[Layout records]
↓

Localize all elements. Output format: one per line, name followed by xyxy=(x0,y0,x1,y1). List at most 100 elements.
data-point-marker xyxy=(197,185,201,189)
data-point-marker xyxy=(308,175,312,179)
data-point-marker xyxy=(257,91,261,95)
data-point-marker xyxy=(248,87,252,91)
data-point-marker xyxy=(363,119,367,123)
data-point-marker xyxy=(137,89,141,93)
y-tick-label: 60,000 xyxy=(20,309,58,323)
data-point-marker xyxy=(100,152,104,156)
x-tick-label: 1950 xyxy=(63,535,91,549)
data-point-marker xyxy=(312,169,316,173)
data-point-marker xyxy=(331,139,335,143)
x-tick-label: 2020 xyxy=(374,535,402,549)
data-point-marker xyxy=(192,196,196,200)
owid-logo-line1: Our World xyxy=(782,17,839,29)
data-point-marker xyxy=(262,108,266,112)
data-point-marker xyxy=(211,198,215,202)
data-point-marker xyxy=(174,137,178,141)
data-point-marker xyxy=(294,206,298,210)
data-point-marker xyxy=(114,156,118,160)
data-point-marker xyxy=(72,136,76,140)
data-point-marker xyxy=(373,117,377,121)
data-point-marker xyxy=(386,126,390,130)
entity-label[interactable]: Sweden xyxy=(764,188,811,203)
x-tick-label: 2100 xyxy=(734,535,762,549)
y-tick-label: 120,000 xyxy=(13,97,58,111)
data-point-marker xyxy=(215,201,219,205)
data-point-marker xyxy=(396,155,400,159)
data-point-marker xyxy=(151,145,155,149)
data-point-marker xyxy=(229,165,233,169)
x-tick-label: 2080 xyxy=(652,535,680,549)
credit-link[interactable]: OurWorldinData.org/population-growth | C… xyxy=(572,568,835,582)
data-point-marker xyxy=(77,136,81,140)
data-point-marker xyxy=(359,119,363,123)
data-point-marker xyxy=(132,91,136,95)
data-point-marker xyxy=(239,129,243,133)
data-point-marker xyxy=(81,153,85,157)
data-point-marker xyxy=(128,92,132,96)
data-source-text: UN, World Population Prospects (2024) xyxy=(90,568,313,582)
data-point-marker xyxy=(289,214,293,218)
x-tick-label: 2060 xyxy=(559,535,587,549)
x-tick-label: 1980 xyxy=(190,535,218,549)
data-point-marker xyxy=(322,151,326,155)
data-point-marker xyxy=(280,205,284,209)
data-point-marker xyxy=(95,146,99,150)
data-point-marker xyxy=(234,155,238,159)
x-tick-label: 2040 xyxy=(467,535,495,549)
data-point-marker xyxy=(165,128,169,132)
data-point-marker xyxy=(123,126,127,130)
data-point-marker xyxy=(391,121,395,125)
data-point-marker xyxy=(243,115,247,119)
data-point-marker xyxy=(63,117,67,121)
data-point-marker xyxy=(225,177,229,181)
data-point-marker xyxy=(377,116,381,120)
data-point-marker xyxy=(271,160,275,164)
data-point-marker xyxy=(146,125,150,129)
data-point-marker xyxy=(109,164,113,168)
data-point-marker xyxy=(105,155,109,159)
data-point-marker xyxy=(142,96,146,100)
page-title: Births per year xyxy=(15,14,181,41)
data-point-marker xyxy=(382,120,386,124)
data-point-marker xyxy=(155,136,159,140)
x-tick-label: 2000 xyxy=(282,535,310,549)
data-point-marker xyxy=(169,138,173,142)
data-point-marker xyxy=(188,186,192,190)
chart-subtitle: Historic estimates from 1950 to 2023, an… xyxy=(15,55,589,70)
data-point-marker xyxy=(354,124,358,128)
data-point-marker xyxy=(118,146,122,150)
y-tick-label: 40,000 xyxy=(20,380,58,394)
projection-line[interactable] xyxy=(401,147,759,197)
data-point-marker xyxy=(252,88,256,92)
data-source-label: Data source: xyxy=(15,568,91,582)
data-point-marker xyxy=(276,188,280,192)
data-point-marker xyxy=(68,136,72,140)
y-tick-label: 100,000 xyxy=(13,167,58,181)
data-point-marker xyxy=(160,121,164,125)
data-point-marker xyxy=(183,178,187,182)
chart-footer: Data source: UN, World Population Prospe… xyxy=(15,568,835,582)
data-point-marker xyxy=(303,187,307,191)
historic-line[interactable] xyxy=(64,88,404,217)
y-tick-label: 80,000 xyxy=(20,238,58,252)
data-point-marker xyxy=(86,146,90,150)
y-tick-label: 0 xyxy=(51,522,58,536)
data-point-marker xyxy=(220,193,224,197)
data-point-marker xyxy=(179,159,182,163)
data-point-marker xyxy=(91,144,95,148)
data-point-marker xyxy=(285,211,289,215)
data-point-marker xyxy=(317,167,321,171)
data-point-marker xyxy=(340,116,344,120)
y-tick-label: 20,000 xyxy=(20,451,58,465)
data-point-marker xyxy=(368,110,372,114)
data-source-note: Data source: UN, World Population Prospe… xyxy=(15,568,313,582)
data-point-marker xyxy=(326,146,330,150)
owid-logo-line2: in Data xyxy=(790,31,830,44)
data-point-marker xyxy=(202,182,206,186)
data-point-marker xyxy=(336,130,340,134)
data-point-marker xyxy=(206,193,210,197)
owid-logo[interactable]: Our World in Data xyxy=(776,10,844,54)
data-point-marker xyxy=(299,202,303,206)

↑

[Written request] Rewrite the lines of the records above, swapping each occurrence of "data-point-marker" for "point-marker" and keeping everything else the same.

[Completed exercise]
Localize all elements. Output format: one per line, name followed by xyxy=(x0,y0,x1,y1). List at most 100 elements.
point-marker xyxy=(197,185,201,189)
point-marker xyxy=(308,175,312,179)
point-marker xyxy=(257,91,261,95)
point-marker xyxy=(248,87,252,91)
point-marker xyxy=(363,119,367,123)
point-marker xyxy=(137,89,141,93)
y-tick-label: 60,000 xyxy=(20,309,58,323)
point-marker xyxy=(100,152,104,156)
x-tick-label: 1950 xyxy=(63,535,91,549)
point-marker xyxy=(312,169,316,173)
point-marker xyxy=(331,139,335,143)
x-tick-label: 2020 xyxy=(374,535,402,549)
point-marker xyxy=(192,196,196,200)
owid-logo-line1: Our World xyxy=(782,17,839,29)
point-marker xyxy=(262,108,266,112)
point-marker xyxy=(211,198,215,202)
point-marker xyxy=(174,137,178,141)
point-marker xyxy=(294,206,298,210)
point-marker xyxy=(114,156,118,160)
point-marker xyxy=(72,136,76,140)
point-marker xyxy=(373,117,377,121)
point-marker xyxy=(386,126,390,130)
entity-label[interactable]: Sweden xyxy=(764,188,811,203)
x-tick-label: 2100 xyxy=(734,535,762,549)
y-tick-label: 120,000 xyxy=(13,97,58,111)
point-marker xyxy=(215,201,219,205)
point-marker xyxy=(396,155,400,159)
point-marker xyxy=(151,145,155,149)
point-marker xyxy=(229,165,233,169)
x-tick-label: 2080 xyxy=(652,535,680,549)
credit-link[interactable]: OurWorldinData.org/population-growth | C… xyxy=(572,568,835,582)
point-marker xyxy=(77,136,81,140)
point-marker xyxy=(359,119,363,123)
point-marker xyxy=(132,91,136,95)
point-marker xyxy=(239,129,243,133)
point-marker xyxy=(81,153,85,157)
point-marker xyxy=(128,92,132,96)
data-source-text: UN, World Population Prospects (2024) xyxy=(90,568,313,582)
point-marker xyxy=(289,214,293,218)
x-tick-label: 2060 xyxy=(559,535,587,549)
x-tick-label: 1980 xyxy=(190,535,218,549)
point-marker xyxy=(322,151,326,155)
point-marker xyxy=(280,205,284,209)
point-marker xyxy=(95,146,99,150)
point-marker xyxy=(234,155,238,159)
x-tick-label: 2040 xyxy=(467,535,495,549)
point-marker xyxy=(165,128,169,132)
point-marker xyxy=(123,126,127,130)
point-marker xyxy=(391,121,395,125)
point-marker xyxy=(243,115,247,119)
point-marker xyxy=(63,117,67,121)
point-marker xyxy=(225,177,229,181)
point-marker xyxy=(377,116,381,120)
point-marker xyxy=(271,160,275,164)
point-marker xyxy=(146,125,150,129)
point-marker xyxy=(109,164,113,168)
point-marker xyxy=(105,155,109,159)
point-marker xyxy=(142,96,146,100)
page-title: Births per year xyxy=(15,14,181,41)
point-marker xyxy=(382,120,386,124)
point-marker xyxy=(155,136,159,140)
x-tick-label: 2000 xyxy=(282,535,310,549)
point-marker xyxy=(169,138,173,142)
point-marker xyxy=(188,186,192,190)
chart-subtitle: Historic estimates from 1950 to 2023, an… xyxy=(15,55,589,70)
point-marker xyxy=(354,124,358,128)
point-marker xyxy=(118,146,122,150)
y-tick-label: 40,000 xyxy=(20,380,58,394)
projection-line[interactable] xyxy=(401,147,759,197)
point-marker xyxy=(252,88,256,92)
data-source-label: Data source: xyxy=(15,568,91,582)
point-marker xyxy=(276,188,280,192)
point-marker xyxy=(68,136,72,140)
y-tick-label: 100,000 xyxy=(13,167,58,181)
point-marker xyxy=(160,121,164,125)
point-marker xyxy=(183,178,187,182)
chart-footer: Data source: UN, World Population Prospe… xyxy=(15,568,835,582)
point-marker xyxy=(303,187,307,191)
historic-line[interactable] xyxy=(64,88,404,217)
y-tick-label: 80,000 xyxy=(20,238,58,252)
point-marker xyxy=(86,146,90,150)
y-tick-label: 0 xyxy=(51,522,58,536)
point-marker xyxy=(220,193,224,197)
point-marker xyxy=(179,159,182,163)
point-marker xyxy=(91,144,95,148)
point-marker xyxy=(285,211,289,215)
point-marker xyxy=(317,167,321,171)
point-marker xyxy=(340,116,344,120)
y-tick-label: 20,000 xyxy=(20,451,58,465)
point-marker xyxy=(368,110,372,114)
data-source-note: Data source: UN, World Population Prospe… xyxy=(15,568,313,582)
point-marker xyxy=(326,146,330,150)
owid-logo-line2: in Data xyxy=(790,31,830,44)
point-marker xyxy=(202,182,206,186)
point-marker xyxy=(336,130,340,134)
point-marker xyxy=(206,193,210,197)
owid-logo[interactable]: Our World in Data xyxy=(776,10,844,54)
point-marker xyxy=(299,202,303,206)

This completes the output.